-- Record set --
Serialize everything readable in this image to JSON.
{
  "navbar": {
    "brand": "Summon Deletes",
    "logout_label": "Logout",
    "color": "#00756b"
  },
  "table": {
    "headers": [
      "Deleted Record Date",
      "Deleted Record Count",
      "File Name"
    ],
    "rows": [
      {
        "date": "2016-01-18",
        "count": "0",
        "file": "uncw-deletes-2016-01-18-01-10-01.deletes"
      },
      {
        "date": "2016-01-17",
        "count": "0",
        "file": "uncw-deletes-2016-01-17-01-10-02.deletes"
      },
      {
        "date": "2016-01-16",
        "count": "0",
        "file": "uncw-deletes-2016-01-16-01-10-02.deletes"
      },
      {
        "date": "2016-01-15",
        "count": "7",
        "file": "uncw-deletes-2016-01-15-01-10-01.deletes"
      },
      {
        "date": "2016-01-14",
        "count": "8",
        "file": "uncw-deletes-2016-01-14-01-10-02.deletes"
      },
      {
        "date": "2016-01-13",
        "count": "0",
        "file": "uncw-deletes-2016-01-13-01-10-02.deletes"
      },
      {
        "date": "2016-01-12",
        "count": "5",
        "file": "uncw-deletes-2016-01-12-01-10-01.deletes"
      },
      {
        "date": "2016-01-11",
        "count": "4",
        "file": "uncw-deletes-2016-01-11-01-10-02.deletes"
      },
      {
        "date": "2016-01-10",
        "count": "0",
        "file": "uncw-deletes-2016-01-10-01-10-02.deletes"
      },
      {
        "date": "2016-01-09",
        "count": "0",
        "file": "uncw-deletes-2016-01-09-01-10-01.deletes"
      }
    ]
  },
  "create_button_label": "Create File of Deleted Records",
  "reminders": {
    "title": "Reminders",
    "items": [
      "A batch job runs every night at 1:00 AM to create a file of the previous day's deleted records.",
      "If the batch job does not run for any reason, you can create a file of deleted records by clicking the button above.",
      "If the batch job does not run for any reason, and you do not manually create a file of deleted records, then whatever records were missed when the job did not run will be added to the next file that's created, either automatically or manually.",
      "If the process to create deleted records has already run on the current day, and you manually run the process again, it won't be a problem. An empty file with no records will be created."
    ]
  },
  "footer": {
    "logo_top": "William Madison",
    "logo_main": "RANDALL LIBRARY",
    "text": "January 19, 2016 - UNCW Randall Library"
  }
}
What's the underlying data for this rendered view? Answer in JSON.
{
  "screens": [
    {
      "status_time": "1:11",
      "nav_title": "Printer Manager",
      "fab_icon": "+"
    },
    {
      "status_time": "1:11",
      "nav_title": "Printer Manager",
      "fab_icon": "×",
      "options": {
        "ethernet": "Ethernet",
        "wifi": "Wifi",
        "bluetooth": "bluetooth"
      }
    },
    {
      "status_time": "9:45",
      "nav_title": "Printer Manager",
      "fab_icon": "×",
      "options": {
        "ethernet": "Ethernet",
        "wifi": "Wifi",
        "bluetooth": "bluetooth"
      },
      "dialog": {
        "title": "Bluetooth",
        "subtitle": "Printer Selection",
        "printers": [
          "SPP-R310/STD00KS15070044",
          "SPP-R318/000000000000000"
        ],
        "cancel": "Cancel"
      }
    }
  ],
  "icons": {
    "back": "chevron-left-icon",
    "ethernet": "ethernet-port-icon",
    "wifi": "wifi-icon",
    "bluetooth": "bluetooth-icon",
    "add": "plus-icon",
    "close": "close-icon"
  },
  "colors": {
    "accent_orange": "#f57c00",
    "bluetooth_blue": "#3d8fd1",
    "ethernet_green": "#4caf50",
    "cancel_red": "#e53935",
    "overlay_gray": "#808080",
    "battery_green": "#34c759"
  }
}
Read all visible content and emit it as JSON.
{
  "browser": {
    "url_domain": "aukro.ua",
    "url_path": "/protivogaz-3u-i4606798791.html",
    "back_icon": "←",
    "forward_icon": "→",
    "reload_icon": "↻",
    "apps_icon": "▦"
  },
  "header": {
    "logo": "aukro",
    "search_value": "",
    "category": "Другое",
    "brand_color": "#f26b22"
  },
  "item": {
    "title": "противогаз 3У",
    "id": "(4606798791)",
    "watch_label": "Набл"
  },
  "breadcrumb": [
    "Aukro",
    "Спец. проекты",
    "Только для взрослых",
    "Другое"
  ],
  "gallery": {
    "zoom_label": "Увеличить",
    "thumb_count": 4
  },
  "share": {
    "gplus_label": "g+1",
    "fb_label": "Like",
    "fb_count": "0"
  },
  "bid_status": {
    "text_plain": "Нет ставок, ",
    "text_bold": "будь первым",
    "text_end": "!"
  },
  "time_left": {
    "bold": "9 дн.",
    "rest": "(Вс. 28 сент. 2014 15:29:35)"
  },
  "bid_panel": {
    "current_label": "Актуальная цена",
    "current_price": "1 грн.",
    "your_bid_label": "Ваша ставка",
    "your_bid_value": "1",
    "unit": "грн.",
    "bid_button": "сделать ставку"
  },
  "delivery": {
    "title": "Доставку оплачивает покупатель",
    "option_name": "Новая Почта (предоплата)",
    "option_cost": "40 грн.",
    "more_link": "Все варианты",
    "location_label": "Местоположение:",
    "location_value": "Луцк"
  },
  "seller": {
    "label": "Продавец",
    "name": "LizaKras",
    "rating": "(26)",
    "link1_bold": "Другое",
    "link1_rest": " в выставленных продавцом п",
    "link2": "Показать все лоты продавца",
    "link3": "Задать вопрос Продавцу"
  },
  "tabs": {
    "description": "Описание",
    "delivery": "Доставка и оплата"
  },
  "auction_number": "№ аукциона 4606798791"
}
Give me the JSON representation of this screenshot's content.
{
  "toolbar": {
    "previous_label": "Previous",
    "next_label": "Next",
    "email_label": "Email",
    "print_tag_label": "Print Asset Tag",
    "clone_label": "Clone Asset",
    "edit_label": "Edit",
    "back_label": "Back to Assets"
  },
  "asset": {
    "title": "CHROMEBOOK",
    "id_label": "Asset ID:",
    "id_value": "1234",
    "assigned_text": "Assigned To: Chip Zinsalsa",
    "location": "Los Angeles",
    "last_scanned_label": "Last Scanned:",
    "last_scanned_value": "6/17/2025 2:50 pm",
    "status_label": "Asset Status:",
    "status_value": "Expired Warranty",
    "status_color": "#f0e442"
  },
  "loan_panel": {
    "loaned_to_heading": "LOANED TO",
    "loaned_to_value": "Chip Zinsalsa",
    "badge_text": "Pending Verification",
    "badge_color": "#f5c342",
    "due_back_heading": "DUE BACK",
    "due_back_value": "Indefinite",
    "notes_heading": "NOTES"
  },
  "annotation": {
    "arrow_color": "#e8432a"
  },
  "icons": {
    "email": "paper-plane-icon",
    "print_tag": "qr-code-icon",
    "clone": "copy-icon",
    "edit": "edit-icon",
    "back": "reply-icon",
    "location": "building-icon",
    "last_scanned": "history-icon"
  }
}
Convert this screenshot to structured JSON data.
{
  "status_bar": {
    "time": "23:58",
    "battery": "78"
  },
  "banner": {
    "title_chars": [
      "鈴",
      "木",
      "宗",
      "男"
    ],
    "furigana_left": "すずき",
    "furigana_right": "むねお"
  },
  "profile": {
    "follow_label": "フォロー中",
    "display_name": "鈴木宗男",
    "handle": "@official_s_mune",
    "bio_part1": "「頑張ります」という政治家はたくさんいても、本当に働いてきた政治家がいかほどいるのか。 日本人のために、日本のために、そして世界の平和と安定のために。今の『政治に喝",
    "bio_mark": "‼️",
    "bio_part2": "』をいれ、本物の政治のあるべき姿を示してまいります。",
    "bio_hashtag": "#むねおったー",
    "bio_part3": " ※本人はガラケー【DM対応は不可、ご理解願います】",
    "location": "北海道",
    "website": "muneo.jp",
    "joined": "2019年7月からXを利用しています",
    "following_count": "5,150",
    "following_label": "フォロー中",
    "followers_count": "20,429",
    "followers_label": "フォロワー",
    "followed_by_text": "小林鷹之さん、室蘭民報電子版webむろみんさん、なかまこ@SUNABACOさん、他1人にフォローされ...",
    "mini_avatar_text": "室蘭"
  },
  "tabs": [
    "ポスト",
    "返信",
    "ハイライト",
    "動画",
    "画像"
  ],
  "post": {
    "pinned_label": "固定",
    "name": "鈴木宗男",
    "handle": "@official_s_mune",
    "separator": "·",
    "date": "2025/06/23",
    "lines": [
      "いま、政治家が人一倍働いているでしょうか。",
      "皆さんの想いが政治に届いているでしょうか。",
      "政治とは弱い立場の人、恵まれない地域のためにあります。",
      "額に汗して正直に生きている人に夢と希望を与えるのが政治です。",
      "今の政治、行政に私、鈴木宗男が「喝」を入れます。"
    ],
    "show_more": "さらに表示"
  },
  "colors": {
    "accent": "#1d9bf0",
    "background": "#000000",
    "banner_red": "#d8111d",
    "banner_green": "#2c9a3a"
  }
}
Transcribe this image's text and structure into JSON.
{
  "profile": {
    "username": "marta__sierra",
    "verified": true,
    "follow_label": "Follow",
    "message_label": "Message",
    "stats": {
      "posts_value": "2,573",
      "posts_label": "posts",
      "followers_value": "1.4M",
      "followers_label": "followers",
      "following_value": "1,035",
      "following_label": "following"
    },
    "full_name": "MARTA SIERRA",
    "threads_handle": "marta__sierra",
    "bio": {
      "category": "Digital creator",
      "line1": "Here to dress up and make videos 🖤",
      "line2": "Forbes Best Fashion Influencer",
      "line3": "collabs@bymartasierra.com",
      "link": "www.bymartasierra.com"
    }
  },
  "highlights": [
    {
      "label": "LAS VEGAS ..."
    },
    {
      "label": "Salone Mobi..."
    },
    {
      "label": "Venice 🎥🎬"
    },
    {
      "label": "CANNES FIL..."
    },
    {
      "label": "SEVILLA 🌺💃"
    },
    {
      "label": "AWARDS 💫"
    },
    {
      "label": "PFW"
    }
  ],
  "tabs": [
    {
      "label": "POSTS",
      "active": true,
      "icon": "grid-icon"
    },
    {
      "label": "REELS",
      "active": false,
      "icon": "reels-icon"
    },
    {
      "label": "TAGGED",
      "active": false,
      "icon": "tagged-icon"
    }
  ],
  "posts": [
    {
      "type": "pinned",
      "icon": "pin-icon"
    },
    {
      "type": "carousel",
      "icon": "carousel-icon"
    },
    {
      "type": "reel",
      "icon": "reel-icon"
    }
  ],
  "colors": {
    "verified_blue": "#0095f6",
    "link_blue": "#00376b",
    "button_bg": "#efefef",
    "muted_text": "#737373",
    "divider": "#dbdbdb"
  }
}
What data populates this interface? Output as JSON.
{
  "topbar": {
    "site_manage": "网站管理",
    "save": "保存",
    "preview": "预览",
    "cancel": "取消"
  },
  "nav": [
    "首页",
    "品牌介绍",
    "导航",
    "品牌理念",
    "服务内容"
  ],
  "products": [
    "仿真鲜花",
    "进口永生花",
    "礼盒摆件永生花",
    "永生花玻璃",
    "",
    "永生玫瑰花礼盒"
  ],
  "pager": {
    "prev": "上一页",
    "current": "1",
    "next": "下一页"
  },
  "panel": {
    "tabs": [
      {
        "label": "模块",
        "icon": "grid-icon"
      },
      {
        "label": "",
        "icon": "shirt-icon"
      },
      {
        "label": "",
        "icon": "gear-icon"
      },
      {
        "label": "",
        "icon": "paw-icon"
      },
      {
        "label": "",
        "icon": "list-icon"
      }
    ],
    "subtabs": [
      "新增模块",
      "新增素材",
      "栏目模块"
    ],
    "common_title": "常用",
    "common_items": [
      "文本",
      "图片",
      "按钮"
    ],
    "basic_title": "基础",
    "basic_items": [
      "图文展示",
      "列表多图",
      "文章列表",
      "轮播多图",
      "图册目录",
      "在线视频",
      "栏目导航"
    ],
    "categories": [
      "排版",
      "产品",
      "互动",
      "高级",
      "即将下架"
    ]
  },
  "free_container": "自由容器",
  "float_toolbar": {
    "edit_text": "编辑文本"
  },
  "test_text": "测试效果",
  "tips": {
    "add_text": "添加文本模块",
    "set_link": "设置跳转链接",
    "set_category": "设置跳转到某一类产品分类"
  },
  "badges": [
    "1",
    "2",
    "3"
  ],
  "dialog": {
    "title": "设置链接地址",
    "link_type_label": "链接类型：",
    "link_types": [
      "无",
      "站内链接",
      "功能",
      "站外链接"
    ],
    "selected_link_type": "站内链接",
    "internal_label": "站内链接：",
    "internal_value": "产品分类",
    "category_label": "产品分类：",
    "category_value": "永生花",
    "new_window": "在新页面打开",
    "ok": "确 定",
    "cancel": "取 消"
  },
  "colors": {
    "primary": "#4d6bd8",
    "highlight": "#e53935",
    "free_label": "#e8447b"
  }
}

-- Exercise details --
From the records given above, copy all lines containing "screenshot".

-- Solution below --
Give me the JSON representation of this screenshot's content.
Convert this screenshot to structured JSON data.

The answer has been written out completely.